### [AIM OF THE EXERCISE]
Your task is to retype each line of the data below exactly.

### [DATASET CONTENT]

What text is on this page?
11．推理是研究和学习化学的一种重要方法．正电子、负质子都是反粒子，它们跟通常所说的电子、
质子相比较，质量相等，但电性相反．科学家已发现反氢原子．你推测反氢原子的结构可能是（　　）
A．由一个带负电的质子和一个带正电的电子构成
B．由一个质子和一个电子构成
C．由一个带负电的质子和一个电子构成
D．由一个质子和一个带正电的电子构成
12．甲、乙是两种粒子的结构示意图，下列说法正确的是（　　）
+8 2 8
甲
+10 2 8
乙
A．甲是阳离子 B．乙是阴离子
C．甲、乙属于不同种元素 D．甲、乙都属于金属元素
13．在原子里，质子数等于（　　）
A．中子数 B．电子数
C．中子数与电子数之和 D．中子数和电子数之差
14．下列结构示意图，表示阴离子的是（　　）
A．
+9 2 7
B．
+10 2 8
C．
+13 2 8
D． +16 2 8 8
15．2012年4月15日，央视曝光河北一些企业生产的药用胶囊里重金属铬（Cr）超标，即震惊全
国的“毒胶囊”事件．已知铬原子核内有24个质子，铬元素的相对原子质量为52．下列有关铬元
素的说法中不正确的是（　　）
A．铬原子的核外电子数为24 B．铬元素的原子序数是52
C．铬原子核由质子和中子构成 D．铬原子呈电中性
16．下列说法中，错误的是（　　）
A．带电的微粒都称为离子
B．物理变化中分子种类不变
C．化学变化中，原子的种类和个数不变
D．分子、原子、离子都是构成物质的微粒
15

### [RIGHT ANSWER]
What text is on this page?
11．推理是研究和学习化学的一种重要方法．正电子、负质子都是反粒子，它们跟通常所说的电子、
质子相比较，质量相等，但电性相反．科学家已发现反氢原子．你推测反氢原子的结构可能是（　　）
A．由一个带负电的质子和一个带正电的电子构成
B．由一个质子和一个电子构成
C．由一个带负电的质子和一个电子构成
D．由一个质子和一个带正电的电子构成
12．甲、乙是两种粒子的结构示意图，下列说法正确的是（　　）
+8 2 8
甲
+10 2 8
乙
A．甲是阳离子 B．乙是阴离子
C．甲、乙属于不同种元素 D．甲、乙都属于金属元素
13．在原子里，质子数等于（　　）
A．中子数 B．电子数
C．中子数与电子数之和 D．中子数和电子数之差
14．下列结构示意图，表示阴离子的是（　　）
A．
+9 2 7
B．
+10 2 8
C．
+13 2 8
D． +16 2 8 8
15．2012年4月15日，央视曝光河北一些企业生产的药用胶囊里重金属铬（Cr）超标，即震惊全
国的“毒胶囊”事件．已知铬原子核内有24个质子，铬元素的相对原子质量为52．下列有关铬元
素的说法中不正确的是（　　）
A．铬原子的核外电子数为24 B．铬元素的原子序数是52
C．铬原子核由质子和中子构成 D．铬原子呈电中性
16．下列说法中，错误的是（　　）
A．带电的微粒都称为离子
B．物理变化中分子种类不变
C．化学变化中，原子的种类和个数不变
D．分子、原子、离子都是构成物质的微粒
15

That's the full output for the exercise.